[Dataset items]
[start]
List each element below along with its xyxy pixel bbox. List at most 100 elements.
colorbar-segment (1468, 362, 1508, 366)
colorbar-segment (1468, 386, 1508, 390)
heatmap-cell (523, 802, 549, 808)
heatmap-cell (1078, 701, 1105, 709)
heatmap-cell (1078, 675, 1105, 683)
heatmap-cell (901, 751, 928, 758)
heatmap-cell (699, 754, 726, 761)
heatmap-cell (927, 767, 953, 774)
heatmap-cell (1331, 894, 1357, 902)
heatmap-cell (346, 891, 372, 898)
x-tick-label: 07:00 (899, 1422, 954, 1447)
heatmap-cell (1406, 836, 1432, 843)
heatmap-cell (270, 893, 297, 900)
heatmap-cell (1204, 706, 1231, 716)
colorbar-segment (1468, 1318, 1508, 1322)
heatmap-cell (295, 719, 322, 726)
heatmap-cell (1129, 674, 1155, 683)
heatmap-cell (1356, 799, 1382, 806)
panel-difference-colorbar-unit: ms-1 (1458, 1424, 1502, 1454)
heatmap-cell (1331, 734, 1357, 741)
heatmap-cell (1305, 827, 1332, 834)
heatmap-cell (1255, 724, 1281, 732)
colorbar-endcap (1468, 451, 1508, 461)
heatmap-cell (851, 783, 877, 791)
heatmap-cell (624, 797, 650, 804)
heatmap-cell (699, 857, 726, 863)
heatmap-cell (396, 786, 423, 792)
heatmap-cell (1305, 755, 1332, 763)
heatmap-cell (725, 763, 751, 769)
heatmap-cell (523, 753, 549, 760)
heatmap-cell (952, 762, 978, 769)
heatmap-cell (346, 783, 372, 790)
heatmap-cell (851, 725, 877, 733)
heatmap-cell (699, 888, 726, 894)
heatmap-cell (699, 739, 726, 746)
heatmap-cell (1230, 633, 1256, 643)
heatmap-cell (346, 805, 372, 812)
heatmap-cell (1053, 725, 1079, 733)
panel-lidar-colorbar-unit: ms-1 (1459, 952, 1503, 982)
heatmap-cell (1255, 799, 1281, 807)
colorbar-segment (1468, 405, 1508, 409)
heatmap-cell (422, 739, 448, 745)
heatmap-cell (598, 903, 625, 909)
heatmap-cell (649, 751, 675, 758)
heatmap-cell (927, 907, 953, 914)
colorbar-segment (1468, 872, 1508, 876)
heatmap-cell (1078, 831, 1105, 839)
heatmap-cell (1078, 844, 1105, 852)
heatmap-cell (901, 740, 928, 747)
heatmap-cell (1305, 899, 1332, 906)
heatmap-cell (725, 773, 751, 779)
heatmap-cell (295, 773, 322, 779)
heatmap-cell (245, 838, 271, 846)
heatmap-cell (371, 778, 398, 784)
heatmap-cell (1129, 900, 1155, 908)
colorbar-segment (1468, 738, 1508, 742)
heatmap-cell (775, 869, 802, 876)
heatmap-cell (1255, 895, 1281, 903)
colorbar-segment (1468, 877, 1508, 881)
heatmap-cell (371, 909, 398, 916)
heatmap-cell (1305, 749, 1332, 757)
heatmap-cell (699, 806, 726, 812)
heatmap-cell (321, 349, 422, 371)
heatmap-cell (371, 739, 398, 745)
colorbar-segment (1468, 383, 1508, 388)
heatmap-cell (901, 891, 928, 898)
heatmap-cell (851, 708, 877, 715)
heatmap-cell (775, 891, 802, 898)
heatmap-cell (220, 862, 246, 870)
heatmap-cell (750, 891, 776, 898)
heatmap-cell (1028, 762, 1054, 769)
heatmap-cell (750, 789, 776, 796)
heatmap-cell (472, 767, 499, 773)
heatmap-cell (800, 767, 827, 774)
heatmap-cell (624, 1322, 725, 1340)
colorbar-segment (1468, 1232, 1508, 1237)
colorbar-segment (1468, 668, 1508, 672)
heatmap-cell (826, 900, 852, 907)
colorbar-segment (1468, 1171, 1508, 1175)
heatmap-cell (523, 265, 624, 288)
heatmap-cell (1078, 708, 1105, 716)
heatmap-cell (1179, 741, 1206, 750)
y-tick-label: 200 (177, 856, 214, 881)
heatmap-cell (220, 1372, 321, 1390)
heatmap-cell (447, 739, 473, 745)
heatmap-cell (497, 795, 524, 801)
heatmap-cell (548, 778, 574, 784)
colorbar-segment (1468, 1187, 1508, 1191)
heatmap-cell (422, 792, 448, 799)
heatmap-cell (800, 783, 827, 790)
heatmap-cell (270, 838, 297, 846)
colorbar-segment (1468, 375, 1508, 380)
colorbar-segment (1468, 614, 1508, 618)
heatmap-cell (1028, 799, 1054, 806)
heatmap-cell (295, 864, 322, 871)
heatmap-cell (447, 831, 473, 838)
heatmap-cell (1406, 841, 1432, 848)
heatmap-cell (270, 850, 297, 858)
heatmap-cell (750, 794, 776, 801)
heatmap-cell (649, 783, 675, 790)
[end]
* **AIM OF THE EXERCISE**
Reproduce the records verbatim, from their first line through the line that contains "heatmap-cell (1356, 799, 1382, 806)", including that line.

* **THE OUTPUT**
List each element below along with its xyxy pixel bbox. List at most 100 elements.
colorbar-segment (1468, 362, 1508, 366)
colorbar-segment (1468, 386, 1508, 390)
heatmap-cell (523, 802, 549, 808)
heatmap-cell (1078, 701, 1105, 709)
heatmap-cell (1078, 675, 1105, 683)
heatmap-cell (901, 751, 928, 758)
heatmap-cell (699, 754, 726, 761)
heatmap-cell (927, 767, 953, 774)
heatmap-cell (1331, 894, 1357, 902)
heatmap-cell (346, 891, 372, 898)
x-tick-label: 07:00 (899, 1422, 954, 1447)
heatmap-cell (1406, 836, 1432, 843)
heatmap-cell (270, 893, 297, 900)
heatmap-cell (1204, 706, 1231, 716)
colorbar-segment (1468, 1318, 1508, 1322)
heatmap-cell (295, 719, 322, 726)
heatmap-cell (1129, 674, 1155, 683)
heatmap-cell (1356, 799, 1382, 806)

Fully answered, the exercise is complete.